[Aim of the exercise]
Report, as a bare number, how many lines of the material below contain the word "Output".

[Stored data]
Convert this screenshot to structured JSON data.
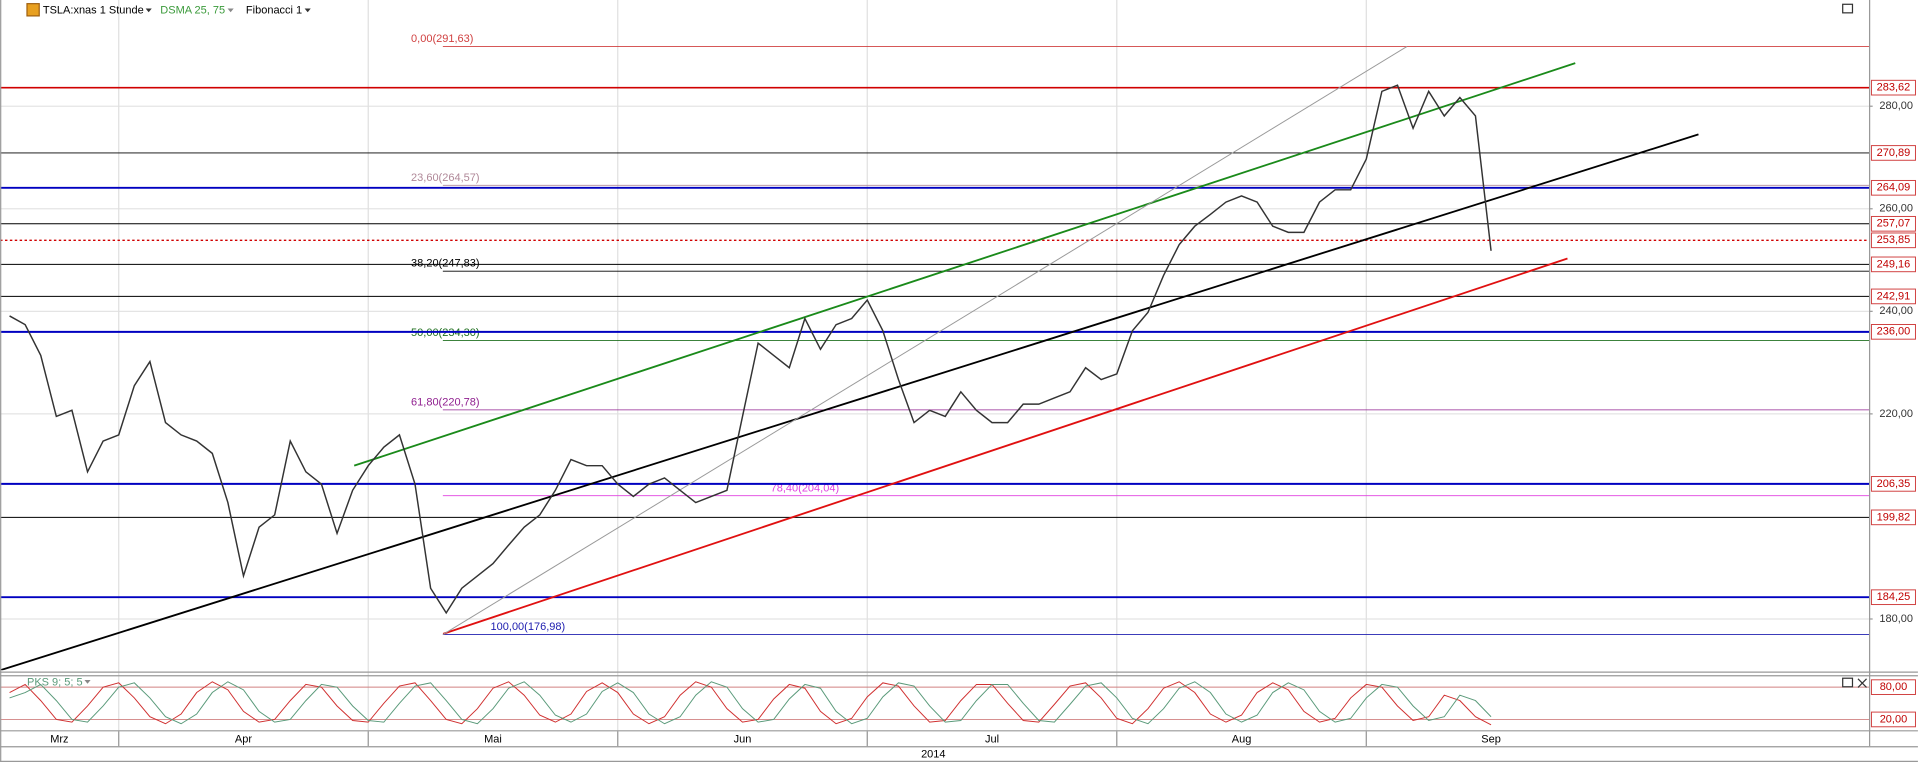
{
  "chart_data": {
    "type": "line",
    "title": "TSLA:xnas 1 Stunde",
    "indicators": [
      "DSMA 25, 75",
      "Fibonacci 1"
    ],
    "x_label": "2014",
    "categories": [
      "Mrz",
      null,
      null,
      null,
      null,
      null,
      null,
      "Apr",
      null,
      null,
      null,
      null,
      null,
      null,
      null,
      null,
      null,
      null,
      null,
      null,
      null,
      null,
      null,
      "Mai",
      null,
      null,
      null,
      null,
      null,
      null,
      null,
      null,
      null,
      null,
      null,
      null,
      null,
      null,
      null,
      "Jun",
      null,
      null,
      null,
      null,
      null,
      null,
      null,
      null,
      null,
      null,
      null,
      null,
      null,
      null,
      null,
      "Jul",
      null,
      null,
      null,
      null,
      null,
      null,
      null,
      null,
      null,
      null,
      null,
      null,
      null,
      null,
      null,
      "Aug",
      null,
      null,
      null,
      null,
      null,
      null,
      null,
      null,
      null,
      null,
      null,
      null,
      null,
      null,
      null,
      "Sep",
      null,
      null,
      null,
      null,
      null,
      null,
      null,
      null
    ],
    "values": [
      239.1,
      237.4,
      231.4,
      219.5,
      220.7,
      208.7,
      214.7,
      215.9,
      225.5,
      230.2,
      218.3,
      215.9,
      214.7,
      212.3,
      202.7,
      188.4,
      197.9,
      200.3,
      214.7,
      208.7,
      206.3,
      196.7,
      205.1,
      209.9,
      213.5,
      215.9,
      206.3,
      186.0,
      181.2,
      186.0,
      188.4,
      190.8,
      194.4,
      197.9,
      200.3,
      205.1,
      211.1,
      209.9,
      209.9,
      206.3,
      203.9,
      206.3,
      207.5,
      205.1,
      202.7,
      203.9,
      205.1,
      219.5,
      233.8,
      231.4,
      229.0,
      238.6,
      232.6,
      237.4,
      238.6,
      242.2,
      236.2,
      226.7,
      218.3,
      220.7,
      219.5,
      224.3,
      220.7,
      218.3,
      218.3,
      221.9,
      221.9,
      223.1,
      224.3,
      229.0,
      226.7,
      227.8,
      236.2,
      239.8,
      247.0,
      253.0,
      256.6,
      258.9,
      261.3,
      262.5,
      261.3,
      256.6,
      255.4,
      255.4,
      261.3,
      263.7,
      263.7,
      269.7,
      282.9,
      284.1,
      275.7,
      282.9,
      278.1,
      281.7,
      278.1,
      251.8
    ],
    "color": "#333333",
    "ylim": [
      170,
      300
    ],
    "yticks": [
      {
        "value": 280,
        "label": "280,00"
      },
      {
        "value": 260,
        "label": "260,00"
      },
      {
        "value": 240,
        "label": "240,00"
      },
      {
        "value": 220,
        "label": "220,00"
      },
      {
        "value": 180,
        "label": "180,00"
      }
    ],
    "grid": true,
    "levels": [
      {
        "value": 283.62,
        "label": "283,62",
        "color": "#d00000",
        "style": "solid"
      },
      {
        "value": 270.89,
        "label": "270,89",
        "color": "#000000",
        "style": "thin"
      },
      {
        "value": 264.09,
        "label": "264,09",
        "color": "#0000c0",
        "style": "thick"
      },
      {
        "value": 257.07,
        "label": "257,07",
        "color": "#000000",
        "style": "thin"
      },
      {
        "value": 253.85,
        "label": "253,85",
        "color": "#d00000",
        "style": "dotted"
      },
      {
        "value": 249.16,
        "label": "249,16",
        "color": "#000000",
        "style": "thin"
      },
      {
        "value": 242.91,
        "label": "242,91",
        "color": "#000000",
        "style": "thin"
      },
      {
        "value": 236.0,
        "label": "236,00",
        "color": "#0000c0",
        "style": "thick"
      },
      {
        "value": 206.35,
        "label": "206,35",
        "color": "#0000c0",
        "style": "thick"
      },
      {
        "value": 199.82,
        "label": "199,82",
        "color": "#000000",
        "style": "thin"
      },
      {
        "value": 184.25,
        "label": "184,25",
        "color": "#0000c0",
        "style": "thick"
      }
    ],
    "fibonacci": [
      {
        "value": 291.63,
        "label": "0,00(291,63)",
        "color": "#d04040"
      },
      {
        "value": 264.57,
        "label": "23,60(264,57)",
        "color": "#b08898"
      },
      {
        "value": 247.83,
        "label": "38,20(247,83)",
        "color": "#000000"
      },
      {
        "value": 234.3,
        "label": "50,00(234,30)",
        "color": "#207020"
      },
      {
        "value": 220.78,
        "label": "61,80(220,78)",
        "color": "#902090"
      },
      {
        "value": 204.04,
        "label": "78,40(204,04)",
        "color": "#e040e0"
      },
      {
        "value": 176.98,
        "label": "100,00(176,98)",
        "color": "#2020b0"
      }
    ],
    "trendlines": [
      {
        "color": "#1a8a1a",
        "x": [
          22.1,
          100.4
        ],
        "values": [
          209.9,
          288.4
        ]
      },
      {
        "color": "#000000",
        "x": [
          -0.6,
          108.3
        ],
        "values": [
          170.0,
          274.5
        ]
      },
      {
        "color": "#e01010",
        "x": [
          27.8,
          99.9
        ],
        "values": [
          177.1,
          250.3
        ]
      },
      {
        "color": "#999999",
        "x": [
          27.8,
          89.6
        ],
        "values": [
          176.98,
          291.63
        ]
      }
    ],
    "oscillator": {
      "type": "line",
      "title": "PKS 9; 5; 5",
      "ylim": [
        0,
        100
      ],
      "yticks": [
        {
          "value": 80,
          "label": "80,00"
        },
        {
          "value": 20,
          "label": "20,00"
        }
      ],
      "series": [
        {
          "color": "#d03030",
          "values": [
            70,
            85,
            55,
            20,
            15,
            45,
            80,
            88,
            60,
            25,
            12,
            30,
            70,
            90,
            75,
            35,
            15,
            20,
            55,
            85,
            80,
            45,
            18,
            15,
            50,
            82,
            88,
            55,
            20,
            12,
            40,
            78,
            90,
            65,
            28,
            15,
            30,
            72,
            88,
            70,
            30,
            12,
            25,
            65,
            90,
            80,
            40,
            15,
            20,
            58,
            85,
            78,
            35,
            12,
            22,
            62,
            88,
            82,
            45,
            15,
            18,
            55,
            85,
            85,
            50,
            18,
            15,
            48,
            82,
            88,
            60,
            22,
            12,
            40,
            78,
            90,
            70,
            30,
            15,
            28,
            70,
            88,
            75,
            35,
            15,
            22,
            60,
            85,
            80,
            45,
            18,
            25,
            65,
            55,
            25,
            10
          ]
        },
        {
          "color": "#5a9a7a",
          "values": [
            60,
            70,
            85,
            55,
            20,
            15,
            45,
            80,
            88,
            60,
            25,
            12,
            30,
            70,
            90,
            75,
            35,
            15,
            20,
            55,
            85,
            80,
            45,
            18,
            15,
            50,
            82,
            88,
            55,
            20,
            12,
            40,
            78,
            90,
            65,
            28,
            15,
            30,
            72,
            88,
            70,
            30,
            12,
            25,
            65,
            90,
            80,
            40,
            15,
            20,
            58,
            85,
            78,
            35,
            12,
            22,
            62,
            88,
            82,
            45,
            15,
            18,
            55,
            85,
            85,
            50,
            18,
            15,
            48,
            82,
            88,
            60,
            22,
            12,
            40,
            78,
            90,
            70,
            30,
            15,
            28,
            70,
            88,
            75,
            35,
            15,
            22,
            60,
            85,
            80,
            45,
            18,
            25,
            65,
            55,
            25
          ]
        }
      ]
    }
  }
}
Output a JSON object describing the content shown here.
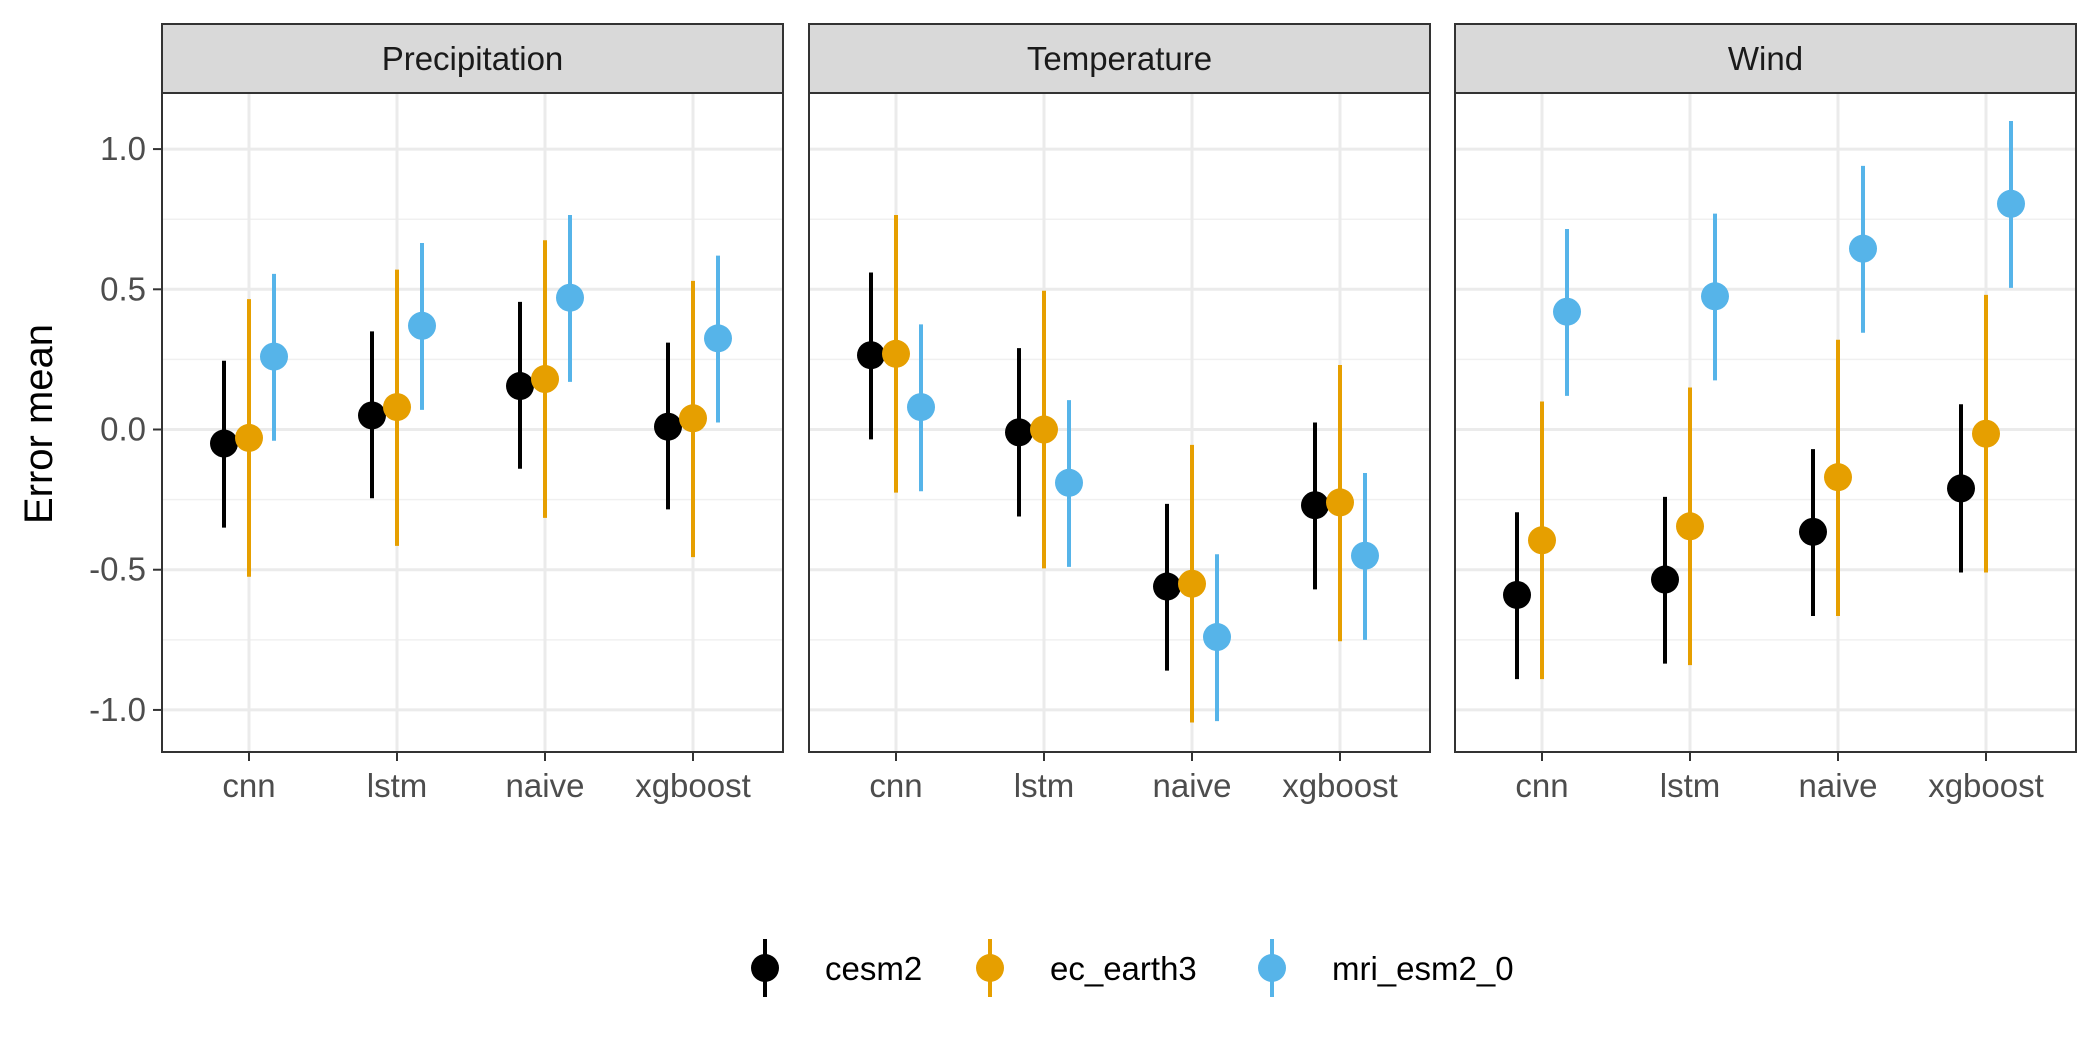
{
  "chart_data": {
    "type": "scatter",
    "subtype": "point-with-error-bars, faceted",
    "ylabel": "Error mean",
    "ylim": [
      -1.15,
      1.2
    ],
    "yticks": [
      1.0,
      0.5,
      0.0,
      -0.5,
      -1.0
    ],
    "ytick_labels": [
      "1.0",
      "0.5",
      "0.0",
      "-0.5",
      "-1.0"
    ],
    "categories": [
      "cnn",
      "lstm",
      "naive",
      "xgboost"
    ],
    "grid": true,
    "legend_position": "bottom",
    "series_colors": {
      "cesm2": "#000000",
      "ec_earth3": "#E69F00",
      "mri_esm2_0": "#56B4E9"
    },
    "legend": [
      "cesm2",
      "ec_earth3",
      "mri_esm2_0"
    ],
    "panels": [
      {
        "title": "Precipitation",
        "series": [
          {
            "name": "cesm2",
            "mean": [
              -0.05,
              0.05,
              0.155,
              0.01
            ],
            "lower": [
              -0.35,
              -0.245,
              -0.14,
              -0.285
            ],
            "upper": [
              0.245,
              0.35,
              0.455,
              0.31
            ]
          },
          {
            "name": "ec_earth3",
            "mean": [
              -0.03,
              0.08,
              0.18,
              0.04
            ],
            "lower": [
              -0.525,
              -0.415,
              -0.315,
              -0.455
            ],
            "upper": [
              0.465,
              0.57,
              0.675,
              0.53
            ]
          },
          {
            "name": "mri_esm2_0",
            "mean": [
              0.26,
              0.37,
              0.47,
              0.325
            ],
            "lower": [
              -0.04,
              0.07,
              0.17,
              0.025
            ],
            "upper": [
              0.555,
              0.665,
              0.765,
              0.62
            ]
          }
        ]
      },
      {
        "title": "Temperature",
        "series": [
          {
            "name": "cesm2",
            "mean": [
              0.265,
              -0.01,
              -0.56,
              -0.27
            ],
            "lower": [
              -0.035,
              -0.31,
              -0.86,
              -0.57
            ],
            "upper": [
              0.56,
              0.29,
              -0.265,
              0.025
            ]
          },
          {
            "name": "ec_earth3",
            "mean": [
              0.27,
              0.0,
              -0.55,
              -0.26
            ],
            "lower": [
              -0.225,
              -0.495,
              -1.045,
              -0.755
            ],
            "upper": [
              0.765,
              0.495,
              -0.055,
              0.23
            ]
          },
          {
            "name": "mri_esm2_0",
            "mean": [
              0.08,
              -0.19,
              -0.74,
              -0.45
            ],
            "lower": [
              -0.22,
              -0.49,
              -1.04,
              -0.75
            ],
            "upper": [
              0.375,
              0.105,
              -0.445,
              -0.155
            ]
          }
        ]
      },
      {
        "title": "Wind",
        "series": [
          {
            "name": "cesm2",
            "mean": [
              -0.59,
              -0.535,
              -0.365,
              -0.21
            ],
            "lower": [
              -0.89,
              -0.835,
              -0.665,
              -0.51
            ],
            "upper": [
              -0.295,
              -0.24,
              -0.07,
              0.09
            ]
          },
          {
            "name": "ec_earth3",
            "mean": [
              -0.395,
              -0.345,
              -0.17,
              -0.015
            ],
            "lower": [
              -0.89,
              -0.84,
              -0.665,
              -0.51
            ],
            "upper": [
              0.1,
              0.15,
              0.32,
              0.48
            ]
          },
          {
            "name": "mri_esm2_0",
            "mean": [
              0.42,
              0.475,
              0.645,
              0.805
            ],
            "lower": [
              0.12,
              0.175,
              0.345,
              0.505
            ],
            "upper": [
              0.715,
              0.77,
              0.94,
              1.1
            ]
          }
        ]
      }
    ]
  }
}
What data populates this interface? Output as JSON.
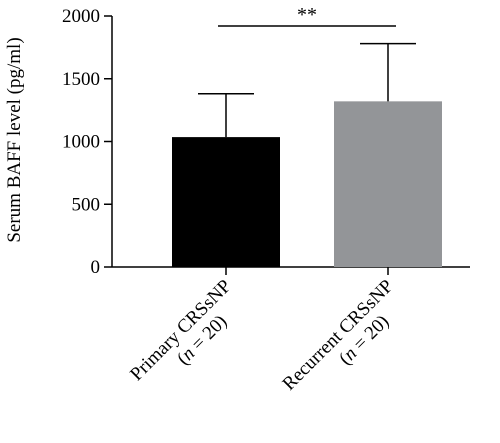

[Worked solution]
2